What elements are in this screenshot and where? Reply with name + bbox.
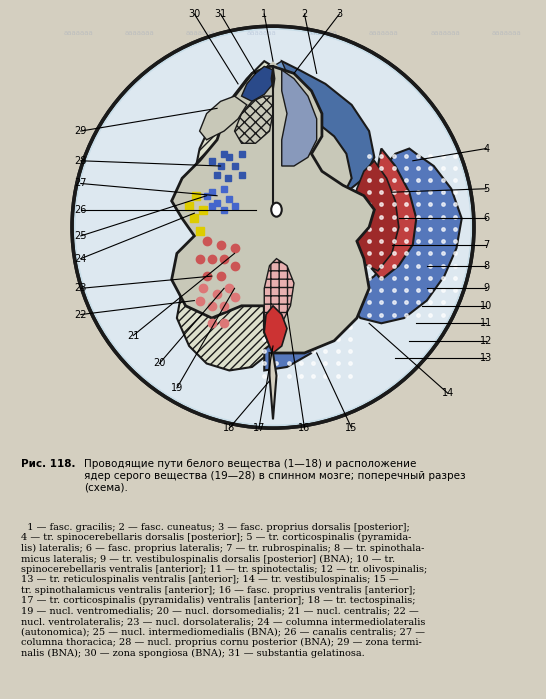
Polygon shape — [282, 62, 375, 204]
Polygon shape — [235, 96, 273, 143]
Text: 24: 24 — [75, 254, 87, 264]
Polygon shape — [247, 62, 299, 218]
Text: 26: 26 — [75, 205, 87, 215]
Text: 31: 31 — [215, 9, 227, 19]
Text: 22: 22 — [74, 310, 87, 319]
Text: 14: 14 — [442, 388, 454, 398]
Text: 12: 12 — [480, 336, 492, 346]
Polygon shape — [282, 196, 334, 301]
Polygon shape — [271, 66, 275, 91]
Text: ааааааа: ааааааа — [186, 30, 215, 36]
Ellipse shape — [271, 203, 282, 217]
Polygon shape — [273, 62, 294, 131]
Polygon shape — [241, 66, 273, 101]
Text: 13: 13 — [480, 353, 492, 363]
Text: 17: 17 — [253, 423, 265, 433]
Text: 4: 4 — [483, 143, 489, 154]
Text: Рис. 118.: Рис. 118. — [21, 459, 76, 469]
Polygon shape — [352, 161, 399, 271]
Text: 28: 28 — [75, 156, 87, 166]
Polygon shape — [177, 236, 282, 370]
Text: 15: 15 — [346, 423, 358, 433]
Polygon shape — [264, 192, 357, 301]
Text: 6: 6 — [483, 213, 489, 224]
Text: 29: 29 — [75, 126, 87, 136]
Text: 10: 10 — [480, 301, 492, 311]
Polygon shape — [270, 353, 276, 419]
Text: 5: 5 — [483, 184, 489, 194]
Polygon shape — [346, 149, 462, 323]
Polygon shape — [364, 149, 416, 280]
Circle shape — [75, 29, 471, 424]
Text: 21: 21 — [127, 331, 139, 340]
Text: 25: 25 — [74, 231, 87, 241]
Text: ааааааа: ааааааа — [247, 30, 276, 36]
Text: 30: 30 — [188, 9, 200, 19]
Circle shape — [72, 27, 474, 428]
Text: ааааааа: ааааааа — [308, 30, 337, 36]
Polygon shape — [194, 62, 282, 236]
Text: 3: 3 — [336, 9, 342, 19]
Polygon shape — [264, 259, 294, 332]
Text: 23: 23 — [75, 283, 87, 294]
Text: Проводящие пути белого вещества (1—18) и расположение
ядер серого вещества (19—2: Проводящие пути белого вещества (1—18) и… — [84, 459, 466, 492]
Text: ааааааа: ааааааа — [491, 30, 521, 36]
Text: 1: 1 — [261, 9, 268, 19]
Polygon shape — [241, 70, 276, 183]
Polygon shape — [200, 96, 247, 140]
Text: 19: 19 — [171, 383, 183, 393]
Text: 8: 8 — [483, 261, 489, 271]
Text: 9: 9 — [483, 283, 489, 294]
Polygon shape — [171, 66, 375, 353]
Text: ааааааа: ааааааа — [369, 30, 399, 36]
Text: 18: 18 — [223, 423, 235, 433]
Text: 1 — fasc. gracilis; 2 — fasc. cuneatus; 3 — fasc. proprius dorsalis [posterior];: 1 — fasc. gracilis; 2 — fasc. cuneatus; … — [21, 523, 428, 658]
Text: 11: 11 — [480, 318, 492, 329]
Text: 16: 16 — [298, 423, 311, 433]
Polygon shape — [264, 306, 287, 353]
Text: 27: 27 — [74, 178, 87, 189]
Text: 7: 7 — [483, 240, 489, 250]
Polygon shape — [264, 262, 346, 370]
Text: 2: 2 — [301, 9, 307, 19]
Text: ааааааа: ааааааа — [63, 30, 93, 36]
Text: 20: 20 — [153, 359, 165, 368]
Text: ааааааа: ааааааа — [124, 30, 154, 36]
Polygon shape — [276, 70, 352, 206]
Polygon shape — [282, 70, 317, 166]
Text: ааааааа: ааааааа — [430, 30, 460, 36]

● ● ● ● ● ● ●

TASK GOAL.
Repeat the lines above exactly, starting with the line that contains "Polygon shape — [282, 62, 375, 204]" and going on through the line that contains "Text: 21: 21 — [127, 331, 139, 340]".

OUTPUT BELOW.
Polygon shape — [282, 62, 375, 204]
Polygon shape — [235, 96, 273, 143]
Text: 24: 24 — [75, 254, 87, 264]
Polygon shape — [247, 62, 299, 218]
Text: 26: 26 — [75, 205, 87, 215]
Text: 31: 31 — [215, 9, 227, 19]
Text: 22: 22 — [74, 310, 87, 319]
Text: 14: 14 — [442, 388, 454, 398]
Text: 12: 12 — [480, 336, 492, 346]
Polygon shape — [282, 196, 334, 301]
Polygon shape — [271, 66, 275, 91]
Text: ааааааа: ааааааа — [186, 30, 215, 36]
Ellipse shape — [271, 203, 282, 217]
Polygon shape — [273, 62, 294, 131]
Polygon shape — [241, 66, 273, 101]
Text: 13: 13 — [480, 353, 492, 363]
Text: 17: 17 — [253, 423, 265, 433]
Text: 4: 4 — [483, 143, 489, 154]
Text: Рис. 118.: Рис. 118. — [21, 459, 76, 469]
Polygon shape — [352, 161, 399, 271]
Text: 28: 28 — [75, 156, 87, 166]
Polygon shape — [177, 236, 282, 370]
Text: 15: 15 — [346, 423, 358, 433]
Polygon shape — [264, 192, 357, 301]
Text: 6: 6 — [483, 213, 489, 224]
Text: 29: 29 — [75, 126, 87, 136]
Text: 10: 10 — [480, 301, 492, 311]
Polygon shape — [270, 353, 276, 419]
Text: 5: 5 — [483, 184, 489, 194]
Polygon shape — [346, 149, 462, 323]
Polygon shape — [364, 149, 416, 280]
Circle shape — [75, 29, 471, 424]
Text: 21: 21 — [127, 331, 139, 340]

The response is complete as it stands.